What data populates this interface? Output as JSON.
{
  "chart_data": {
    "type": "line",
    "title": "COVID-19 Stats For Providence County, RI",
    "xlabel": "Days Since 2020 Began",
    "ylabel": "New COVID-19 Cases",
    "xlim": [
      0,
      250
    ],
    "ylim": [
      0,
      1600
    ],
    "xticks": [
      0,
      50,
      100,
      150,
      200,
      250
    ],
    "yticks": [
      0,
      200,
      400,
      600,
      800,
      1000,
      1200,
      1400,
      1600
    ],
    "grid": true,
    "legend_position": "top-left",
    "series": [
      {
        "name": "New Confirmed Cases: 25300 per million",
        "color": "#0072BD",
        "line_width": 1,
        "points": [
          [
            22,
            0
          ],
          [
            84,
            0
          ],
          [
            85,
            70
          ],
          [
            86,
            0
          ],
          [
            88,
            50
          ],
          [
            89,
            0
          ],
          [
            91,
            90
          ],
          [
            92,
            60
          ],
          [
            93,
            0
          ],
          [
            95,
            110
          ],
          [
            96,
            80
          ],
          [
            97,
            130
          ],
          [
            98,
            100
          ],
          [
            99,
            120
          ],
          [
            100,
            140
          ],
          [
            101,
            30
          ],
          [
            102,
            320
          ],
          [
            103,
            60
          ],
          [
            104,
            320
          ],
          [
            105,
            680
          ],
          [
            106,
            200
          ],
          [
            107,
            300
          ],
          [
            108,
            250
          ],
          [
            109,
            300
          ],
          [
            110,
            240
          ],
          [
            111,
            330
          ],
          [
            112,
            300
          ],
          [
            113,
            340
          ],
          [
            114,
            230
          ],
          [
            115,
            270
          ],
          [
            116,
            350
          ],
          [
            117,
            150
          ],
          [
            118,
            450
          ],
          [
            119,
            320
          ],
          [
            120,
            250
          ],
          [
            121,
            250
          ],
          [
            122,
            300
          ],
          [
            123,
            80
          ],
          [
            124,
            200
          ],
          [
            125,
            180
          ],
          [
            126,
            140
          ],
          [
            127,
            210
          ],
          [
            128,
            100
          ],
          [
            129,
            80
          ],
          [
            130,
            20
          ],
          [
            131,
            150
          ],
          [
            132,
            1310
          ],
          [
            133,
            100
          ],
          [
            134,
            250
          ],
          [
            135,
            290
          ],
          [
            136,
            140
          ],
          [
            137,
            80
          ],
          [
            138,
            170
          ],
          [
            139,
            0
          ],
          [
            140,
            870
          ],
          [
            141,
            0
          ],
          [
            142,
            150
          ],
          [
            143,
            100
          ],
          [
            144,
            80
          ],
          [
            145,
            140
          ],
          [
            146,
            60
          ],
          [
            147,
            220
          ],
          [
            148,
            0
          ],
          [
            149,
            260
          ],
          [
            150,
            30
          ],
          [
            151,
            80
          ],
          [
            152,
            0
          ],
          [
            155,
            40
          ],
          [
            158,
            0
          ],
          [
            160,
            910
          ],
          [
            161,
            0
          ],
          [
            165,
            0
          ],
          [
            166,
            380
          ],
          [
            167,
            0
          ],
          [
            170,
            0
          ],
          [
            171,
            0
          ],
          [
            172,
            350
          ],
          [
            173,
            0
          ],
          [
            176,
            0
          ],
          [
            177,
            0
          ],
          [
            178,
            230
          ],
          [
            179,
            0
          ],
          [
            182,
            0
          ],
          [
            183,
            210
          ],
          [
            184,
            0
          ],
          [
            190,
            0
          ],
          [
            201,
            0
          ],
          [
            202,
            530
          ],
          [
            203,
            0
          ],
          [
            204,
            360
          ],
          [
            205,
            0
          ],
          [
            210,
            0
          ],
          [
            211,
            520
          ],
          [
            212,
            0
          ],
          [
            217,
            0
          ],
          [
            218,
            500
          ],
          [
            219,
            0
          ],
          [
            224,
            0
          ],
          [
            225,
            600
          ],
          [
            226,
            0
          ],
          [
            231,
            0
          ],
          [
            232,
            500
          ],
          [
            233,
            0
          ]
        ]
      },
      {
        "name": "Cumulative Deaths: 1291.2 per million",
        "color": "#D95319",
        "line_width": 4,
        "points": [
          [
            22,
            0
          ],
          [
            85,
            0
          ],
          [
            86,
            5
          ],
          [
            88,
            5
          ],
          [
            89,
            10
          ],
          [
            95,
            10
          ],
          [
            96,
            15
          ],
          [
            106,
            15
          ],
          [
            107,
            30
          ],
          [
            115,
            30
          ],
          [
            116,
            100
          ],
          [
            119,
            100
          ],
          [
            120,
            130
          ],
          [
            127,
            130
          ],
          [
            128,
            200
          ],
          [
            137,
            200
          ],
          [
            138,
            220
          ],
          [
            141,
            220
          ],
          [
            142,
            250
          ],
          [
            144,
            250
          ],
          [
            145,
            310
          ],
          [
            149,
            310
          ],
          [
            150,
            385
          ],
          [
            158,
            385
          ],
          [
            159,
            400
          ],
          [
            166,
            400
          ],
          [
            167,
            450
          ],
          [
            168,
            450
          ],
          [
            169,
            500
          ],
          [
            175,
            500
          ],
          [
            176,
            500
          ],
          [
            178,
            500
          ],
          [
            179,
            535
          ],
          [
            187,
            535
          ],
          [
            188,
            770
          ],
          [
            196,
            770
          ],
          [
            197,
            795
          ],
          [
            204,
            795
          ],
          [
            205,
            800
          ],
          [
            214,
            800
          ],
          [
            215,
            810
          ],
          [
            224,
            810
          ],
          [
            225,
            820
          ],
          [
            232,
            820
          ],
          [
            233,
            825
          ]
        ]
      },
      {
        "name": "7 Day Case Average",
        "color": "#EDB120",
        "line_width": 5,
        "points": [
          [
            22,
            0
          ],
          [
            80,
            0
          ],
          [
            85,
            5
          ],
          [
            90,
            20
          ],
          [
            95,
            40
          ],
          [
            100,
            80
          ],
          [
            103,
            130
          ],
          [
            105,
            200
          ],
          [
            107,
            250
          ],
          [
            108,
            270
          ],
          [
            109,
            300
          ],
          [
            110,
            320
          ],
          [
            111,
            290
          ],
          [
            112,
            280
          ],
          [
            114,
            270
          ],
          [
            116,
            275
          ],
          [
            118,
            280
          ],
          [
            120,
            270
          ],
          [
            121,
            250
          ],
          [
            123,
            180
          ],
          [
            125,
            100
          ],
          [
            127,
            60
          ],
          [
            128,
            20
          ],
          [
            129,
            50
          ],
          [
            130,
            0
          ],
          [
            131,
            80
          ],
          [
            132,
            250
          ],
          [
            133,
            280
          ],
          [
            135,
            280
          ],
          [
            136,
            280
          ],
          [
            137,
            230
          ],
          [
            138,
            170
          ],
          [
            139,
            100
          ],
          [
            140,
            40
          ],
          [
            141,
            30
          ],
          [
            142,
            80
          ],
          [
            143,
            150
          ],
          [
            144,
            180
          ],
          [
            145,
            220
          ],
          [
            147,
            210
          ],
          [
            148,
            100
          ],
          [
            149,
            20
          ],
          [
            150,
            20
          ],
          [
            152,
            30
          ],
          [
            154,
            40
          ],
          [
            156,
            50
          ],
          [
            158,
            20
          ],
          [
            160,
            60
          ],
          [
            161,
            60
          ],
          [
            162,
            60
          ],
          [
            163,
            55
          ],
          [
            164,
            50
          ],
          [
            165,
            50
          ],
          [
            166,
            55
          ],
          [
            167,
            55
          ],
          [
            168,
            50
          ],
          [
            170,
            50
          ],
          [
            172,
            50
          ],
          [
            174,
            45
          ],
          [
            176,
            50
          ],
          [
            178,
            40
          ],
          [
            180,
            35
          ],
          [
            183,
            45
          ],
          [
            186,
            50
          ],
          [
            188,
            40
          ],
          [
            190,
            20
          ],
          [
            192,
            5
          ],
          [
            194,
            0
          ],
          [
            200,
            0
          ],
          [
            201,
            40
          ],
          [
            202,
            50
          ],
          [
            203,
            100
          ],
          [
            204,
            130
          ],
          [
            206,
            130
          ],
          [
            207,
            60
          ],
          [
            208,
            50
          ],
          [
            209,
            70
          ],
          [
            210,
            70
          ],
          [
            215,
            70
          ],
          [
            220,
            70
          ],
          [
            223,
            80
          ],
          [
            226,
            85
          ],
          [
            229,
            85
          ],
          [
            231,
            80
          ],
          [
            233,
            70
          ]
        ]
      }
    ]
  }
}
====
__EXERCISE DESCRIPTION__. Check each line of the records for "Cases" and copy the ones that contain it.

__FULL OUTPUT__.
    "ylabel": "New COVID-19 Cases",
        "name": "New Confirmed Cases: 25300 per million",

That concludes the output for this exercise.